**The data**

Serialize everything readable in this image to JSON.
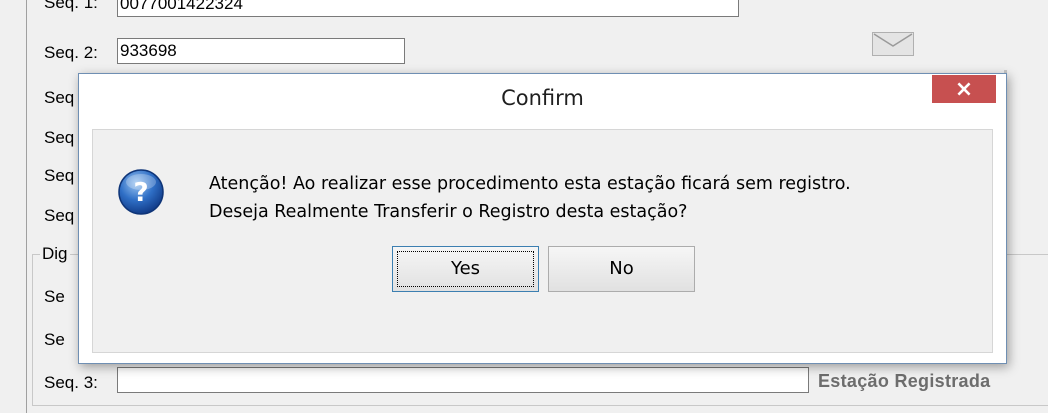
{
  "form": {
    "seq1_label": "Seq. 1:",
    "seq1_value": "0077001422324",
    "seq2_label": "Seq. 2:",
    "seq2_value": "933698",
    "seq3_label": "Seq. 3:",
    "seq_partial_label": "Seq",
    "seq_partial_label_short": "Se",
    "group_title": "Dig",
    "seq3_bottom_label": "Seq. 3:",
    "seq3_bottom_value": "",
    "status_text": "Estação Registrada"
  },
  "dialog": {
    "title": "Confirm",
    "close_label": "×",
    "message_line1": "Atenção! Ao realizar esse procedimento esta estação ficará sem registro.",
    "message_line2": "Deseja Realmente Transferir o Registro desta estação?",
    "yes_label": "Yes",
    "no_label": "No"
  },
  "colors": {
    "close_button": "#c75050",
    "dialog_border": "#6f8fb3",
    "status_text": "#6d6d6d"
  },
  "icons": {
    "dialog_icon": "question-icon",
    "mail": "envelope-icon"
  }
}
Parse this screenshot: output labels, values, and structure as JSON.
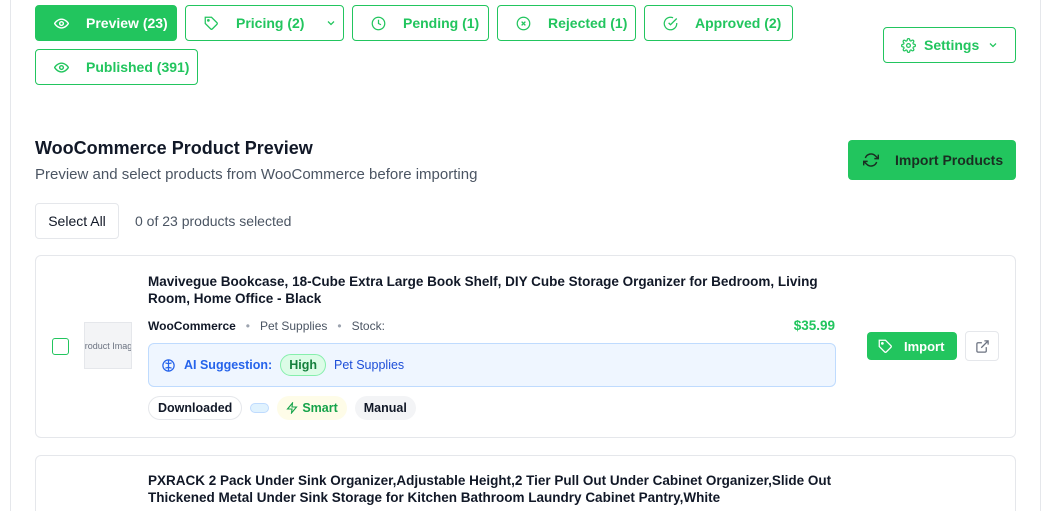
{
  "tabs": [
    {
      "label": "Preview (23)",
      "icon": "eye-icon",
      "active": true
    },
    {
      "label": "Pricing (2)",
      "icon": "tag-icon",
      "active": false,
      "dropdown": true
    },
    {
      "label": "Pending (1)",
      "icon": "clock-icon",
      "active": false
    },
    {
      "label": "Rejected (1)",
      "icon": "x-circle-icon",
      "active": false
    },
    {
      "label": "Approved (2)",
      "icon": "check-circle-icon",
      "active": false
    },
    {
      "label": "Published (391)",
      "icon": "eye-icon",
      "active": false
    }
  ],
  "settings": {
    "label": "Settings",
    "icon": "gear-icon"
  },
  "header": {
    "title": "WooCommerce Product Preview",
    "subtitle": "Preview and select products from WooCommerce before importing",
    "import_label": "Import Products"
  },
  "selection": {
    "select_all_label": "Select All",
    "count_text": "0 of 23 products selected"
  },
  "products": [
    {
      "title": "Mavivegue Bookcase, 18-Cube Extra Large Book Shelf, DIY Cube Storage Organizer for Bedroom, Living Room, Home Office - Black",
      "image_placeholder": "Product Image",
      "source": "WooCommerce",
      "category": "Pet Supplies",
      "stock_label": "Stock:",
      "price": "$35.99",
      "ai_label": "AI Suggestion:",
      "ai_confidence": "High",
      "ai_category": "Pet Supplies",
      "chips": {
        "status": "Downloaded",
        "smart": "Smart",
        "manual": "Manual"
      },
      "import_label": "Import"
    },
    {
      "title": "PXRACK 2 Pack Under Sink Organizer,Adjustable Height,2 Tier Pull Out Under Cabinet Organizer,Slide Out Thickened Metal Under Sink Storage for Kitchen Bathroom Laundry Cabinet Pantry,White"
    }
  ],
  "colors": {
    "accent": "#22c55e",
    "ai_bg": "#eff6ff",
    "ai_text": "#1d4ed8"
  }
}
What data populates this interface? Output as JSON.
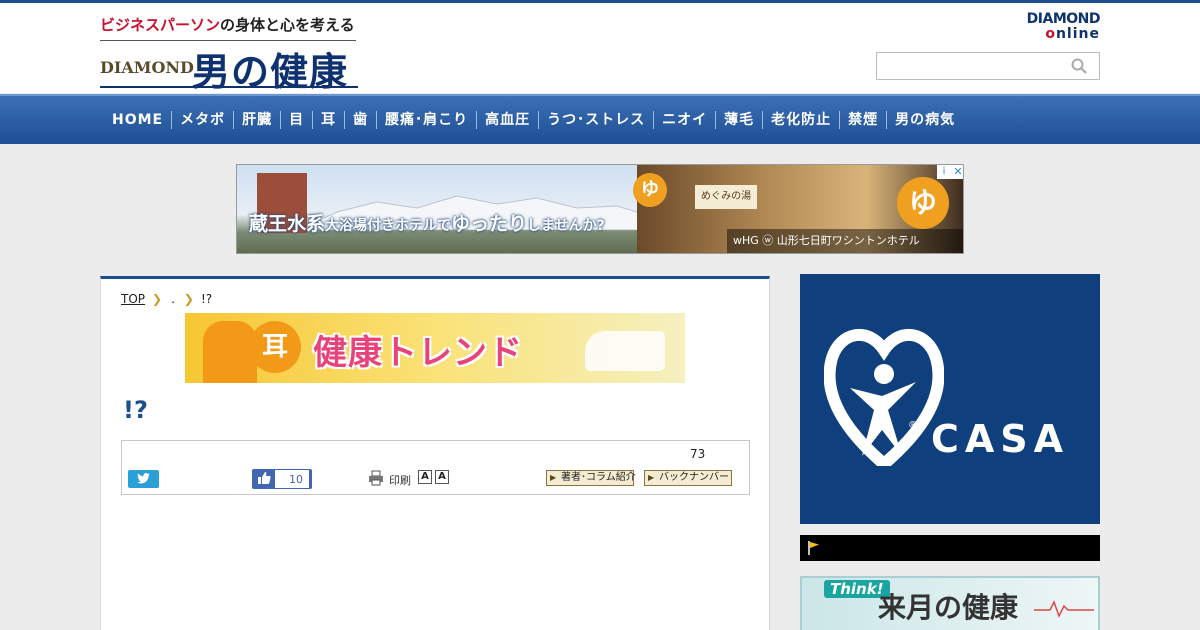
{
  "header": {
    "tagline_highlight": "ビジネスパーソン",
    "tagline_rest": "の身体と心を考える",
    "brand": "DIAMOND",
    "site_title": "男の健康",
    "online_logo_line1": "DIAMOND",
    "online_logo_o": "o",
    "online_logo_rest": "nline",
    "search_placeholder": ""
  },
  "nav": {
    "items": [
      "HOME",
      "メタボ",
      "肝臓",
      "目",
      "耳",
      "歯",
      "腰痛･肩こり",
      "高血圧",
      "うつ･ストレス",
      "ニオイ",
      "薄毛",
      "老化防止",
      "禁煙",
      "男の病気"
    ]
  },
  "ad": {
    "headline_1": "蔵王水系",
    "headline_2": "大浴場",
    "headline_3": "付きホテルで",
    "headline_4": "ゆったり",
    "headline_5": "しませんか?",
    "sign": "めぐみの湯",
    "yu": "ゆ",
    "footer": "wHG ⓦ 山形七日町ワシントンホテル",
    "info_icon": "i",
    "close_icon": "✕"
  },
  "breadcrumb": {
    "top": "TOP",
    "mid": ".",
    "current": "!?"
  },
  "trend_banner": {
    "ear": "耳",
    "title": "健康トレンド"
  },
  "article": {
    "headline": "!?",
    "share_count": "73",
    "fb_count": "10",
    "print_label": "印刷",
    "font_small": "A",
    "font_large": "A",
    "author_button": "著者･コラム紹介",
    "backnumber_button": "バックナンバー",
    "lead": "",
    "body": ""
  },
  "sidebar": {
    "casa": "CASA",
    "registered": "®",
    "think": "Think!",
    "next_health": "来月の健康"
  },
  "colors": {
    "brand_blue": "#1d4f8c",
    "accent_red": "#c8102e",
    "nav_blue": "#2c5fa6"
  }
}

**Objective**
Apart from the pictures, the entries above are to be repeated in full and exactly.

**Full response**
Serialize everything readable in this image to JSON.
{
  "form": {
    "seq1_label": "Seq. 1:",
    "seq1_value": "0077001422324",
    "seq2_label": "Seq. 2:",
    "seq2_value": "933698",
    "seq3_label": "Seq. 3:",
    "seq_partial_label": "Seq",
    "seq_partial_label_short": "Se",
    "group_title": "Dig",
    "seq3_bottom_label": "Seq. 3:",
    "seq3_bottom_value": "",
    "status_text": "Estação Registrada"
  },
  "dialog": {
    "title": "Confirm",
    "close_label": "×",
    "message_line1": "Atenção! Ao realizar esse procedimento esta estação ficará sem registro.",
    "message_line2": "Deseja Realmente Transferir o Registro desta estação?",
    "yes_label": "Yes",
    "no_label": "No"
  },
  "colors": {
    "close_button": "#c75050",
    "dialog_border": "#6f8fb3",
    "status_text": "#6d6d6d"
  },
  "icons": {
    "dialog_icon": "question-icon",
    "mail": "envelope-icon"
  }
}
Parse this screenshot: output labels, values, and structure as JSON.
{
  "tabs": [
    {
      "label": "Preview (23)",
      "icon": "eye-icon",
      "active": true
    },
    {
      "label": "Pricing (2)",
      "icon": "tag-icon",
      "active": false,
      "dropdown": true
    },
    {
      "label": "Pending (1)",
      "icon": "clock-icon",
      "active": false
    },
    {
      "label": "Rejected (1)",
      "icon": "x-circle-icon",
      "active": false
    },
    {
      "label": "Approved (2)",
      "icon": "check-circle-icon",
      "active": false
    },
    {
      "label": "Published (391)",
      "icon": "eye-icon",
      "active": false
    }
  ],
  "settings": {
    "label": "Settings",
    "icon": "gear-icon"
  },
  "header": {
    "title": "WooCommerce Product Preview",
    "subtitle": "Preview and select products from WooCommerce before importing",
    "import_label": "Import Products"
  },
  "selection": {
    "select_all_label": "Select All",
    "count_text": "0 of 23 products selected"
  },
  "products": [
    {
      "title": "Mavivegue Bookcase, 18-Cube Extra Large Book Shelf, DIY Cube Storage Organizer for Bedroom, Living Room, Home Office - Black",
      "image_placeholder": "Product Image",
      "source": "WooCommerce",
      "category": "Pet Supplies",
      "stock_label": "Stock:",
      "price": "$35.99",
      "ai_label": "AI Suggestion:",
      "ai_confidence": "High",
      "ai_category": "Pet Supplies",
      "chips": {
        "status": "Downloaded",
        "smart": "Smart",
        "manual": "Manual"
      },
      "import_label": "Import"
    },
    {
      "title": "PXRACK 2 Pack Under Sink Organizer,Adjustable Height,2 Tier Pull Out Under Cabinet Organizer,Slide Out Thickened Metal Under Sink Storage for Kitchen Bathroom Laundry Cabinet Pantry,White"
    }
  ],
  "colors": {
    "accent": "#22c55e",
    "ai_bg": "#eff6ff",
    "ai_text": "#1d4ed8"
  }
}
What data populates this interface? Output as JSON.
{
  "header": {
    "tagline_highlight": "ビジネスパーソン",
    "tagline_rest": "の身体と心を考える",
    "brand": "DIAMOND",
    "site_title": "男の健康",
    "online_logo_line1": "DIAMOND",
    "online_logo_o": "o",
    "online_logo_rest": "nline",
    "search_placeholder": ""
  },
  "nav": {
    "items": [
      "HOME",
      "メタボ",
      "肝臓",
      "目",
      "耳",
      "歯",
      "腰痛･肩こり",
      "高血圧",
      "うつ･ストレス",
      "ニオイ",
      "薄毛",
      "老化防止",
      "禁煙",
      "男の病気"
    ]
  },
  "ad": {
    "headline_1": "蔵王水系",
    "headline_2": "大浴場",
    "headline_3": "付きホテルで",
    "headline_4": "ゆったり",
    "headline_5": "しませんか?",
    "sign": "めぐみの湯",
    "yu": "ゆ",
    "footer": "wHG ⓦ 山形七日町ワシントンホテル",
    "info_icon": "i",
    "close_icon": "✕"
  },
  "breadcrumb": {
    "top": "TOP",
    "mid": ".",
    "current": "!?"
  },
  "trend_banner": {
    "ear": "耳",
    "title": "健康トレンド"
  },
  "article": {
    "headline": "!?",
    "share_count": "73",
    "fb_count": "10",
    "print_label": "印刷",
    "font_small": "A",
    "font_large": "A",
    "author_button": "著者･コラム紹介",
    "backnumber_button": "バックナンバー",
    "lead": "",
    "body": ""
  },
  "sidebar": {
    "casa": "CASA",
    "registered": "®",
    "think": "Think!",
    "next_health": "来月の健康"
  },
  "colors": {
    "brand_blue": "#1d4f8c",
    "accent_red": "#c8102e",
    "nav_blue": "#2c5fa6"
  }
}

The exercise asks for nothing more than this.